### [Goal]
Make an exact copy of the records, dropping all pictures.

[Recorded data]
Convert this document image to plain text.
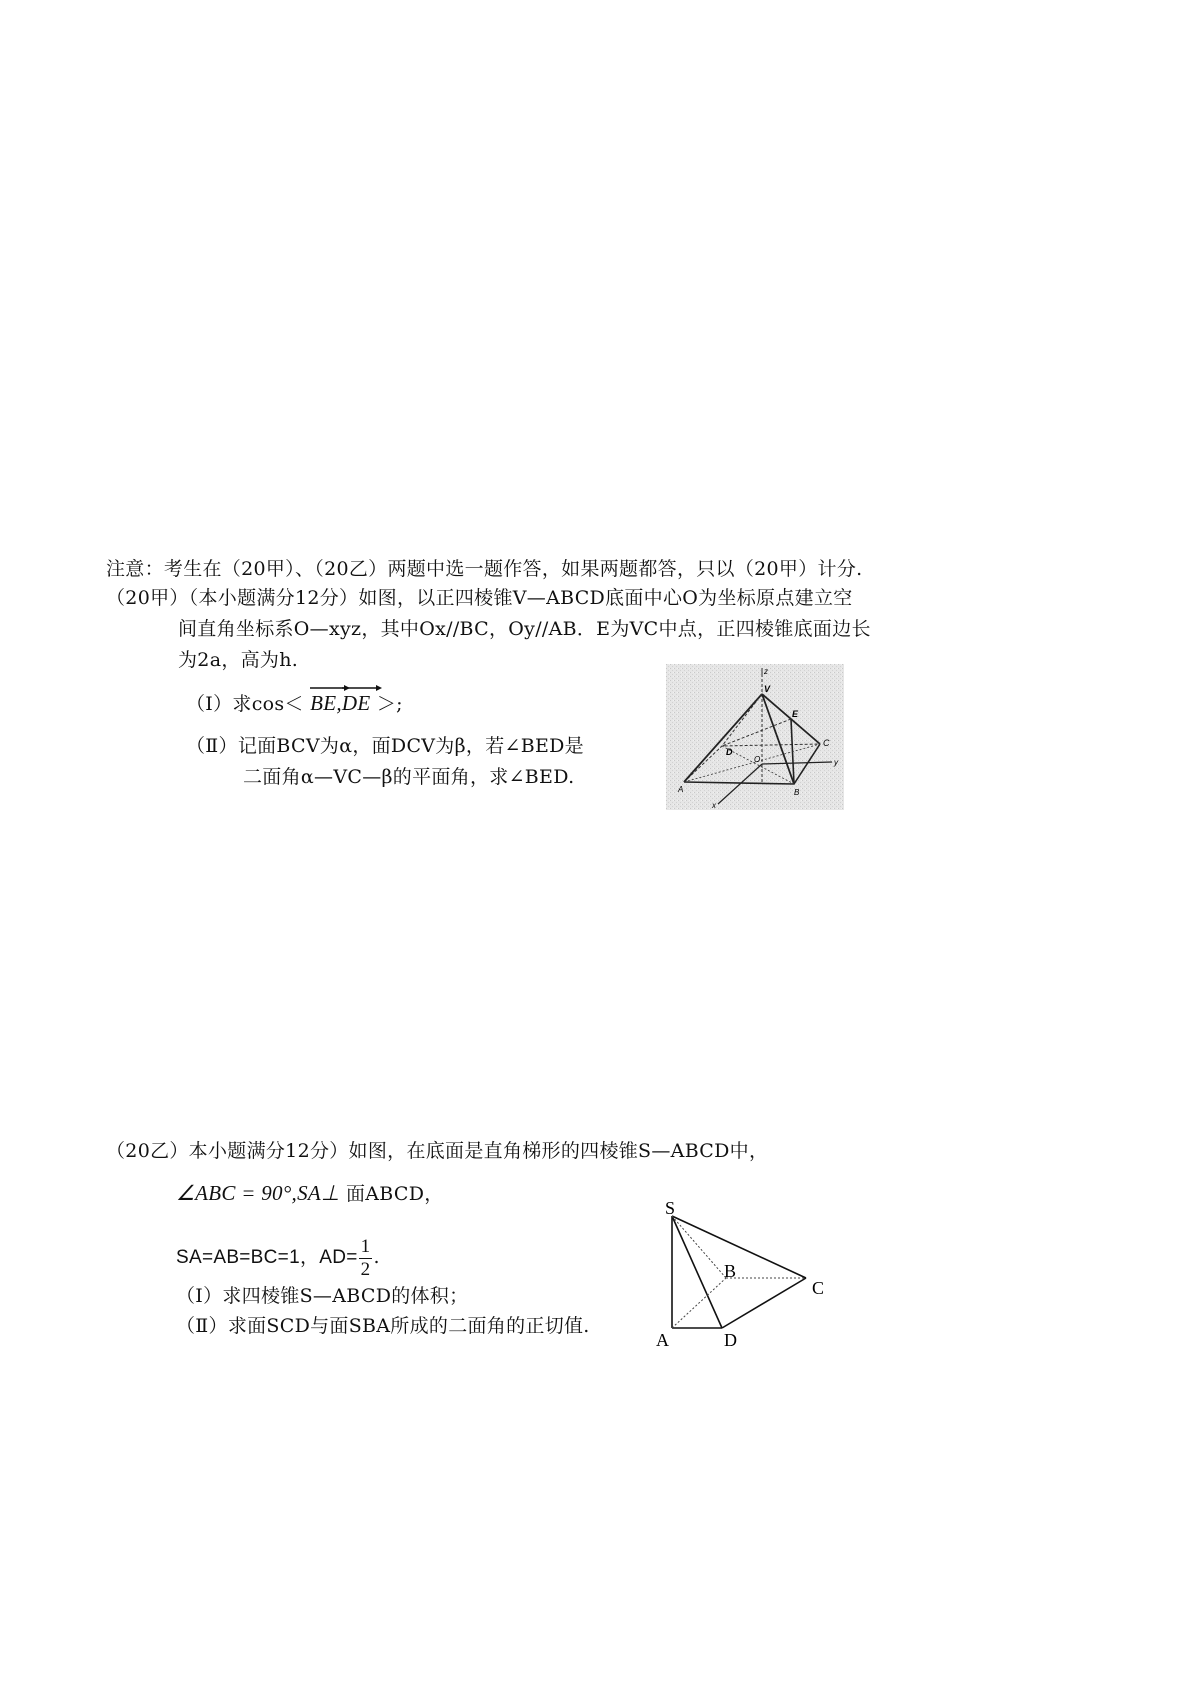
注意：考生在（20甲）、（20乙）两题中选一题作答，如果两题都答，只以（20甲）计分.
（20甲）（本小题满分12分）如图，以正四棱锥V—ABCD底面中心O为坐标原点建立空
间直角坐标系O—xyz，其中Ox//BC，Oy//AB．E为VC中点，正四棱锥底面边长
为2a，高为h.
（Ⅰ）求cos＜ BE,
DE ＞;
（Ⅱ）记面BCV为α，面DCV为β，若∠BED是
二面角α—VC—β的平面角，求∠BED.
z
V
E
D
C
O	y
A	B
x
（20乙）本小题满分12分）如图，在底面是直角梯形的四棱锥S—ABCD中，
∠ABC = 90°,SA⊥ 面ABCD，
SA=AB=BC=1，$AD= \frac{1}{2}$ .
（Ⅰ）求四棱锥S—ABCD的体积；
（Ⅱ）求面SCD与面SBA所成的二面角的正切值.
S
B
C
A	D
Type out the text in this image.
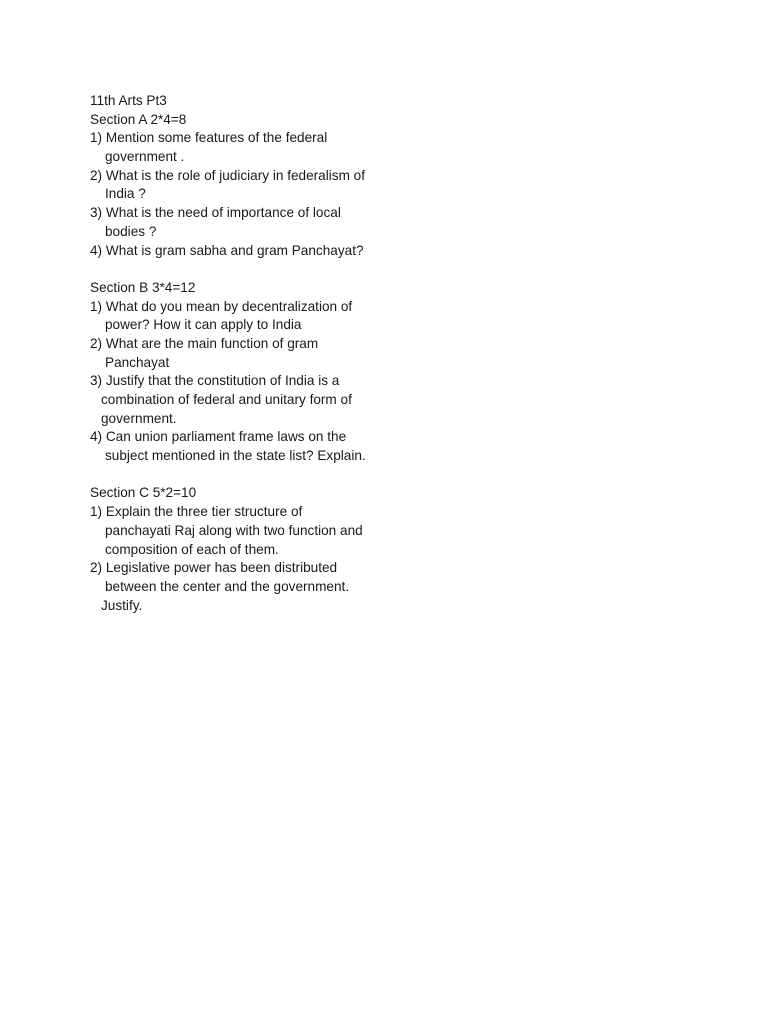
11th Arts Pt3
Section A 2*4=8
1) Mention some features of the federal
government .
2) What is the role of judiciary in federalism of
India ?
3) What is the need of importance of local
bodies ?
4) What is gram sabha and gram Panchayat?
Section B 3*4=12
1) What do you mean by decentralization of
power? How it can apply to India
2) What are the main function of gram
Panchayat
3) Justify that the constitution of India is a
combination of federal and unitary form of
government.
4) Can union parliament frame laws on the
subject mentioned in the state list? Explain.
Section C 5*2=10
1) Explain the three tier structure of
panchayati Raj along with two function and
composition of each of them.
2) Legislative power has been distributed
between the center and the government.
Justify.
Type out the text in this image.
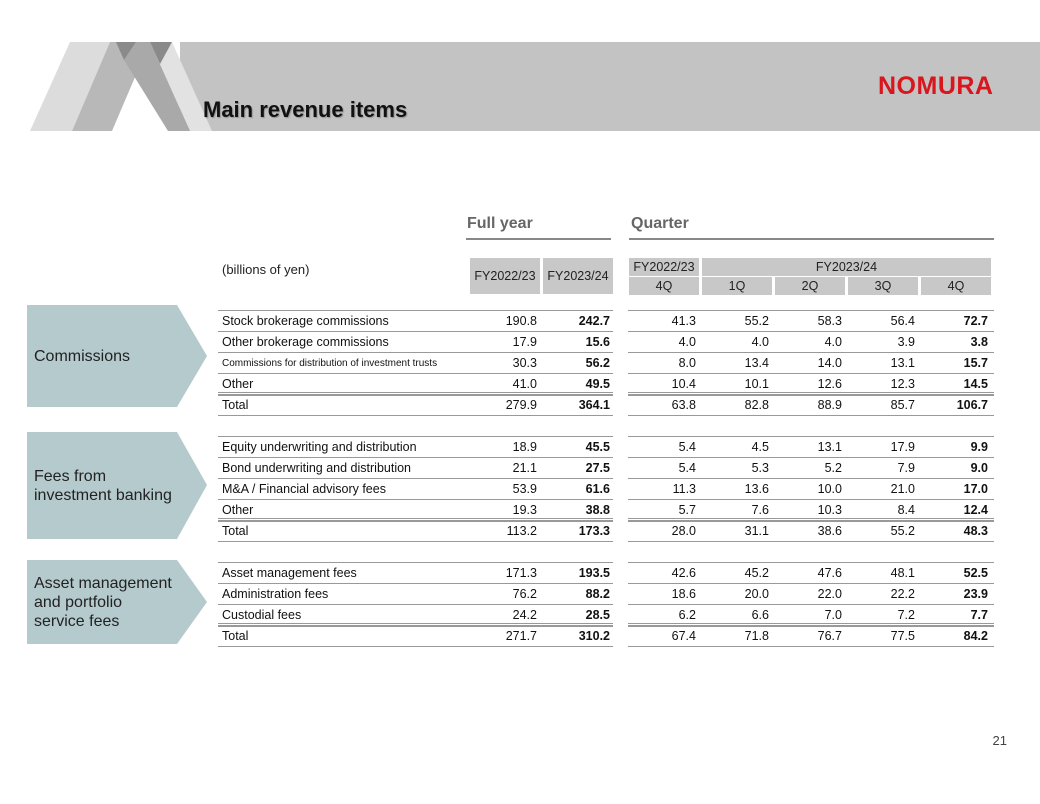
Main revenue items
NOMURA
Full year	Quarter
(billions of yen)	FY2022/23 FY2023/24
FY2022/23	FY2023/24
4Q	1Q	2Q	3Q	4Q
Commissions
Fees from investment banking
Asset management and portfolio service fees
Stock brokerage commissions	190.8	242.7	41.3	55.2	58.3	56.4	72.7
Other brokerage commissions	17.9	15.6	4.0	4.0	4.0	3.9	3.8
Commissions for distribution of investment trusts	30.3	56.2	8.0	13.4	14.0	13.1	15.7
Other	41.0	49.5	10.4	10.1	12.6	12.3	14.5
Total	279.9	364.1	63.8	82.8	88.9	85.7	106.7
Equity underwriting and distribution	18.9	45.5	5.4	4.5	13.1	17.9	9.9
Bond underwriting and distribution	21.1	27.5	5.4	5.3	5.2	7.9	9.0
M&A / Financial advisory fees	53.9	61.6	11.3	13.6	10.0	21.0	17.0
Other	19.3	38.8	5.7	7.6	10.3	8.4	12.4
Total	113.2	173.3	28.0	31.1	38.6	55.2	48.3
Asset management fees	171.3	193.5	42.6	45.2	47.6	48.1	52.5
Administration fees	76.2	88.2	18.6	20.0	22.0	22.2	23.9
Custodial fees	24.2	28.5	6.2	6.6	7.0	7.2	7.7
Total	271.7	310.2	67.4	71.8	76.7	77.5	84.2
21
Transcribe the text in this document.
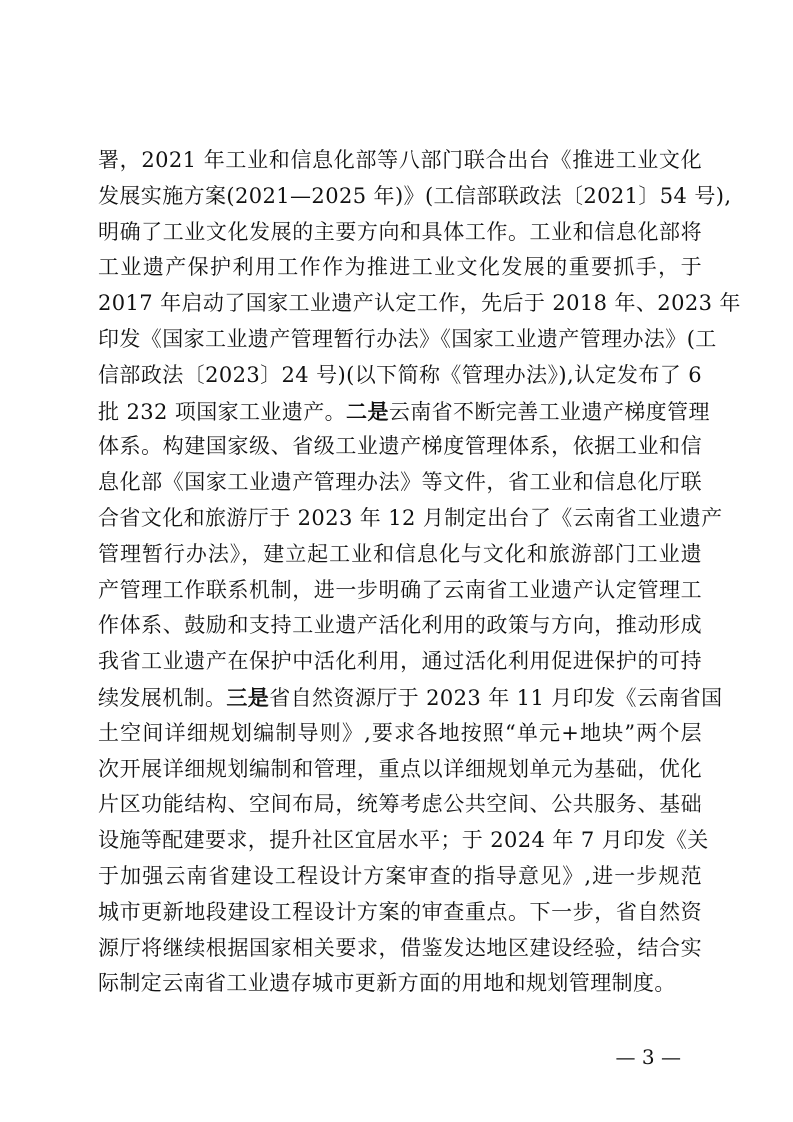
署，2021 年工业和信息化部等八部门联合出台《推进工业文化
发展实施方案(2021—2025 年)》(工信部联政法〔2021〕54 号),
明确了工业文化发展的主要方向和具体工作。工业和信息化部将
工业遗产保护利用工作作为推进工业文化发展的重要抓手，于
2017 年启动了国家工业遗产认定工作，先后于 2018 年、2023 年
印发《国家工业遗产管理暂行办法》《国家工业遗产管理办法》(工
信部政法〔2023〕24 号)(以下简称《管理办法》),认定发布了 6
批 232 项国家工业遗产。二是云南省不断完善工业遗产梯度管理
体系。构建国家级、省级工业遗产梯度管理体系，依据工业和信
息化部《国家工业遗产管理办法》等文件，省工业和信息化厅联
合省文化和旅游厅于 2023 年 12 月制定出台了《云南省工业遗产
管理暂行办法》，建立起工业和信息化与文化和旅游部门工业遗
产管理工作联系机制，进一步明确了云南省工业遗产认定管理工
作体系、鼓励和支持工业遗产活化利用的政策与方向，推动形成
我省工业遗产在保护中活化利用，通过活化利用促进保护的可持
续发展机制。三是省自然资源厅于 2023 年 11 月印发《云南省国
土空间详细规划编制导则》,要求各地按照“单元+地块”两个层
次开展详细规划编制和管理，重点以详细规划单元为基础，优化
片区功能结构、空间布局，统筹考虑公共空间、公共服务、基础
设施等配建要求，提升社区宜居水平；于 2024 年 7 月印发《关
于加强云南省建设工程设计方案审查的指导意见》,进一步规范
城市更新地段建设工程设计方案的审查重点。下一步，省自然资
源厅将继续根据国家相关要求，借鉴发达地区建设经验，结合实
际制定云南省工业遗存城市更新方面的用地和规划管理制度。
— 3 —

### [Task output]
Convert this document image to plain text.
注意：考生在（20甲）、（20乙）两题中选一题作答，如果两题都答，只以（20甲）计分.
（20甲）（本小题满分12分）如图，以正四棱锥V—ABCD底面中心O为坐标原点建立空
间直角坐标系O—xyz，其中Ox//BC，Oy//AB．E为VC中点，正四棱锥底面边长
为2a，高为h.
（Ⅰ）求cos＜ BE,
DE ＞;
（Ⅱ）记面BCV为α，面DCV为β，若∠BED是
二面角α—VC—β的平面角，求∠BED.
z
V
E
D
C
O	y
A	B
x
（20乙）本小题满分12分）如图，在底面是直角梯形的四棱锥S—ABCD中，
∠ABC = 90°,SA⊥ 面ABCD，
SA=AB=BC=1，$AD= \frac{1}{2}$ .
（Ⅰ）求四棱锥S—ABCD的体积；
（Ⅱ）求面SCD与面SBA所成的二面角的正切值.
S
B
C
A	D
Type out the text in this image.
11th Arts Pt3
Section A 2*4=8
1) Mention some features of the federal
government .
2) What is the role of judiciary in federalism of
India ?
3) What is the need of importance of local
bodies ?
4) What is gram sabha and gram Panchayat?
Section B 3*4=12
1) What do you mean by decentralization of
power? How it can apply to India
2) What are the main function of gram
Panchayat
3) Justify that the constitution of India is a
combination of federal and unitary form of
government.
4) Can union parliament frame laws on the
subject mentioned in the state list? Explain.
Section C 5*2=10
1) Explain the three tier structure of
panchayati Raj along with two function and
composition of each of them.
2) Legislative power has been distributed
between the center and the government.
Justify.
Type out the text in this image.
Main revenue items
NOMURA
Full year	Quarter
(billions of yen)	FY2022/23 FY2023/24
FY2022/23	FY2023/24
4Q	1Q	2Q	3Q	4Q
Commissions
Fees from investment banking
Asset management and portfolio service fees
Stock brokerage commissions	190.8	242.7	41.3	55.2	58.3	56.4	72.7
Other brokerage commissions	17.9	15.6	4.0	4.0	4.0	3.9	3.8
Commissions for distribution of investment trusts	30.3	56.2	8.0	13.4	14.0	13.1	15.7
Other	41.0	49.5	10.4	10.1	12.6	12.3	14.5
Total	279.9	364.1	63.8	82.8	88.9	85.7	106.7
Equity underwriting and distribution	18.9	45.5	5.4	4.5	13.1	17.9	9.9
Bond underwriting and distribution	21.1	27.5	5.4	5.3	5.2	7.9	9.0
M&A / Financial advisory fees	53.9	61.6	11.3	13.6	10.0	21.0	17.0
Other	19.3	38.8	5.7	7.6	10.3	8.4	12.4
Total	113.2	173.3	28.0	31.1	38.6	55.2	48.3
Asset management fees	171.3	193.5	42.6	45.2	47.6	48.1	52.5
Administration fees	76.2	88.2	18.6	20.0	22.0	22.2	23.9
Custodial fees	24.2	28.5	6.2	6.6	7.0	7.2	7.7
Total	271.7	310.2	67.4	71.8	76.7	77.5	84.2
21
Transcribe the text in this document.
署，2021 年工业和信息化部等八部门联合出台《推进工业文化
发展实施方案(2021—2025 年)》(工信部联政法〔2021〕54 号),
明确了工业文化发展的主要方向和具体工作。工业和信息化部将
工业遗产保护利用工作作为推进工业文化发展的重要抓手，于
2017 年启动了国家工业遗产认定工作，先后于 2018 年、2023 年
印发《国家工业遗产管理暂行办法》《国家工业遗产管理办法》(工
信部政法〔2023〕24 号)(以下简称《管理办法》),认定发布了 6
批 232 项国家工业遗产。二是云南省不断完善工业遗产梯度管理
体系。构建国家级、省级工业遗产梯度管理体系，依据工业和信
息化部《国家工业遗产管理办法》等文件，省工业和信息化厅联
合省文化和旅游厅于 2023 年 12 月制定出台了《云南省工业遗产
管理暂行办法》，建立起工业和信息化与文化和旅游部门工业遗
产管理工作联系机制，进一步明确了云南省工业遗产认定管理工
作体系、鼓励和支持工业遗产活化利用的政策与方向，推动形成
我省工业遗产在保护中活化利用，通过活化利用促进保护的可持
续发展机制。三是省自然资源厅于 2023 年 11 月印发《云南省国
土空间详细规划编制导则》,要求各地按照“单元+地块”两个层
次开展详细规划编制和管理，重点以详细规划单元为基础，优化
片区功能结构、空间布局，统筹考虑公共空间、公共服务、基础
设施等配建要求，提升社区宜居水平；于 2024 年 7 月印发《关
于加强云南省建设工程设计方案审查的指导意见》,进一步规范
城市更新地段建设工程设计方案的审查重点。下一步，省自然资
源厅将继续根据国家相关要求，借鉴发达地区建设经验，结合实
际制定云南省工业遗存城市更新方面的用地和规划管理制度。
— 3 —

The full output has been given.